[Stored items]
* Begin *

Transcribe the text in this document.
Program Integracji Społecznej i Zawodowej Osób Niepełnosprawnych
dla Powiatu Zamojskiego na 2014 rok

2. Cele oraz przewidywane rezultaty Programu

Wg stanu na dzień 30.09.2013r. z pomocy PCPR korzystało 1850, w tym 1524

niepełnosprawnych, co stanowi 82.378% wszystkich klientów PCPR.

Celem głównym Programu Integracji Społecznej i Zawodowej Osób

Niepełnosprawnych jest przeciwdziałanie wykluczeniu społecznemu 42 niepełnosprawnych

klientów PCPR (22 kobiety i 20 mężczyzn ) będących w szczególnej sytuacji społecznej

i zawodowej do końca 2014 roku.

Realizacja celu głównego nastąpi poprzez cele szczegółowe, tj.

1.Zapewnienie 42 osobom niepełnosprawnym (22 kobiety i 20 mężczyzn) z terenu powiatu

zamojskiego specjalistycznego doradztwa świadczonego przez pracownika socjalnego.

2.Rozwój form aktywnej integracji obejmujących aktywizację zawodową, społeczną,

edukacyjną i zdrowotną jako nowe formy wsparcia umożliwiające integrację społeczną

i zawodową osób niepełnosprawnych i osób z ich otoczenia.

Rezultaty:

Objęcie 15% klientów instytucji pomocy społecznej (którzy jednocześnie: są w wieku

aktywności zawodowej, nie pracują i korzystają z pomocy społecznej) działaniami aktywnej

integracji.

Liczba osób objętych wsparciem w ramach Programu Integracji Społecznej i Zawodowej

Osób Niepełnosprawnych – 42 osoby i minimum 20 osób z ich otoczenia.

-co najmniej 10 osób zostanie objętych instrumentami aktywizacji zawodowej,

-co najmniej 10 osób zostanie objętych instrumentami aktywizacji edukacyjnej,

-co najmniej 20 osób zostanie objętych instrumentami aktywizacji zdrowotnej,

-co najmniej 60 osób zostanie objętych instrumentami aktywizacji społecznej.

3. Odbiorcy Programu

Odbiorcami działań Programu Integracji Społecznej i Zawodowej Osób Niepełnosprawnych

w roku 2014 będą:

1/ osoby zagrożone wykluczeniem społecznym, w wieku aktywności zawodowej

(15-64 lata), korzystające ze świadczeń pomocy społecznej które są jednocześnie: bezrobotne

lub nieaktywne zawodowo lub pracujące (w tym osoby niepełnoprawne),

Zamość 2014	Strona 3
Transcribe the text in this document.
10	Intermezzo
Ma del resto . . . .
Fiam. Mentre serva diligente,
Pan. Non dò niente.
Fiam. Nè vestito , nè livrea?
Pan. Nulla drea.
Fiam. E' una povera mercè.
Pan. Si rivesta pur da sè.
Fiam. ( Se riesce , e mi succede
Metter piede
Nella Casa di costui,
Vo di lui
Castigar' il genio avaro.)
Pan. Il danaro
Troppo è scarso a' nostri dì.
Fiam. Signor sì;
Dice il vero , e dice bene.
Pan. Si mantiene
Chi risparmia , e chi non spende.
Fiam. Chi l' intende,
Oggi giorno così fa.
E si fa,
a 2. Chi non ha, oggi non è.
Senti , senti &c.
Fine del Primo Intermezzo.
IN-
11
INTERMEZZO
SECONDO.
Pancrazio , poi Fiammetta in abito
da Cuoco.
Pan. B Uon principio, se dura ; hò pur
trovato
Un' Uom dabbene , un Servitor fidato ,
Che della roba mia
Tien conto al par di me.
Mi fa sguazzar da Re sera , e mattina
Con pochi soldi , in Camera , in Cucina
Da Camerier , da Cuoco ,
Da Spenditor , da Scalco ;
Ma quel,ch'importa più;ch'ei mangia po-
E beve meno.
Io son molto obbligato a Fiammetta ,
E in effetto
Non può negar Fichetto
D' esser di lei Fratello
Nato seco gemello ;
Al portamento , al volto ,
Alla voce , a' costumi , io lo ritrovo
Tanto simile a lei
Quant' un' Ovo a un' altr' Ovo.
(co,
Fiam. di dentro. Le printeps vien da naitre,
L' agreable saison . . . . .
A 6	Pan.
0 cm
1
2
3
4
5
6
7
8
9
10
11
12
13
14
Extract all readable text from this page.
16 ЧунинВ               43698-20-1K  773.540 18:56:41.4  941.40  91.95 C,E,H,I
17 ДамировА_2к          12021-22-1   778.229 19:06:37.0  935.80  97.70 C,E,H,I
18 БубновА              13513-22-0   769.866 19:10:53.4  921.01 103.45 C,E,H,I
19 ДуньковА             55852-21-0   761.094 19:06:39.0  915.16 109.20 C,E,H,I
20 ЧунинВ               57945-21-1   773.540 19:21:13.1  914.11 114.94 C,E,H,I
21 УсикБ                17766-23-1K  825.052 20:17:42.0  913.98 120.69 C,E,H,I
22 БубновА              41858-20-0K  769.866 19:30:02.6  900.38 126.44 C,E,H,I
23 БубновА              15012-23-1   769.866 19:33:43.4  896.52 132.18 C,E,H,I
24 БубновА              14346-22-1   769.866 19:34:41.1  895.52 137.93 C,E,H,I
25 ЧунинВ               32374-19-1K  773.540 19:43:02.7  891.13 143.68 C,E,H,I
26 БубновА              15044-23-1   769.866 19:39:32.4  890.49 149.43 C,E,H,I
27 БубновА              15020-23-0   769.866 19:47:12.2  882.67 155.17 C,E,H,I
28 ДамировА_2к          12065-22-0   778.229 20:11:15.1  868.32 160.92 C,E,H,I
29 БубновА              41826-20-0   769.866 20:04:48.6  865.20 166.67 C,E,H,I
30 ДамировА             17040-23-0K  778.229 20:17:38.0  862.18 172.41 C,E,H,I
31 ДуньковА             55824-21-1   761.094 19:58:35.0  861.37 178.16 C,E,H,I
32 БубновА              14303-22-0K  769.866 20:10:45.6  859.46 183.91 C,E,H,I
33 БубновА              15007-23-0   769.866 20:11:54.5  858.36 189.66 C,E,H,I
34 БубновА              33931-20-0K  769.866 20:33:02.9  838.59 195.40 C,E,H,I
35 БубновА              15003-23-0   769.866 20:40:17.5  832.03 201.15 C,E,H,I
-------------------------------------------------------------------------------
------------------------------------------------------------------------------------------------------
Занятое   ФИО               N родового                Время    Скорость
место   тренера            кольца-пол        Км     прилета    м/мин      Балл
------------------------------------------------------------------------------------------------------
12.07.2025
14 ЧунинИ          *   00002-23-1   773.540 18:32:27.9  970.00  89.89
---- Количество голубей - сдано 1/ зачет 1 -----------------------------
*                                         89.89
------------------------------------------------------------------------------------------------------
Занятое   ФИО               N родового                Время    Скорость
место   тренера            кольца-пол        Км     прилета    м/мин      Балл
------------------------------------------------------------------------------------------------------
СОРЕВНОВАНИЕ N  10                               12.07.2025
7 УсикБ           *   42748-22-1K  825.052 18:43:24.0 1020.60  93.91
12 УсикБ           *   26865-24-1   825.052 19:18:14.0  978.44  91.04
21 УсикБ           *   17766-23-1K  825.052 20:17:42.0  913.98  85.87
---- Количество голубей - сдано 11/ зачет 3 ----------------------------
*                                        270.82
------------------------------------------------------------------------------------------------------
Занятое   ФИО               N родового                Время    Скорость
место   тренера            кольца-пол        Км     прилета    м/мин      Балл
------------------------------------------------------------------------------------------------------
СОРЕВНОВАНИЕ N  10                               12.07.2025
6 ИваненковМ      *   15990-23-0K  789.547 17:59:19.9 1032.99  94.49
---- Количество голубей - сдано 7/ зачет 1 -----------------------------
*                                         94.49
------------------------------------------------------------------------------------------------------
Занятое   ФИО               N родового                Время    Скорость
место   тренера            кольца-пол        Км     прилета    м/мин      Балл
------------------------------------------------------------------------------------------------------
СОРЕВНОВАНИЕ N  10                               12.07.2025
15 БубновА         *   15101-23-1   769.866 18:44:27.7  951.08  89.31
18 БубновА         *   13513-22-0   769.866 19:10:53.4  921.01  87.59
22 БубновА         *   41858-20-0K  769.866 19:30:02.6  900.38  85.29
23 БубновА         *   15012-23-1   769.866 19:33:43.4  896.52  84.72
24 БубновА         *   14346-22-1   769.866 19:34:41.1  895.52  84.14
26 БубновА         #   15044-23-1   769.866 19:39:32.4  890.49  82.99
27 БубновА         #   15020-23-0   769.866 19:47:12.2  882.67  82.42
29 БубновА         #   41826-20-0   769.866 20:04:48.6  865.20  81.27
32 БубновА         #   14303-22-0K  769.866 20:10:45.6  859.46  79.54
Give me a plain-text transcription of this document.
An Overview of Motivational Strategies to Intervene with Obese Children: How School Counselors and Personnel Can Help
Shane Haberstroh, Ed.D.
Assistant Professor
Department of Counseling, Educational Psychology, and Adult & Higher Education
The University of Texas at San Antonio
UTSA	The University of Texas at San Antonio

* End *

▶ _Short task_
Copy all lines from the material that contain "УсикБ".

▶ _Finished exercise_
21 УсикБ                17766-23-1K  825.052 20:17:42.0  913.98 120.69 C,E,H,I
7 УсикБ           *   42748-22-1K  825.052 18:43:24.0 1020.60  93.91
12 УсикБ           *   26865-24-1   825.052 19:18:14.0  978.44  91.04
21 УсикБ           *   17766-23-1K  825.052 20:17:42.0  913.98  85.87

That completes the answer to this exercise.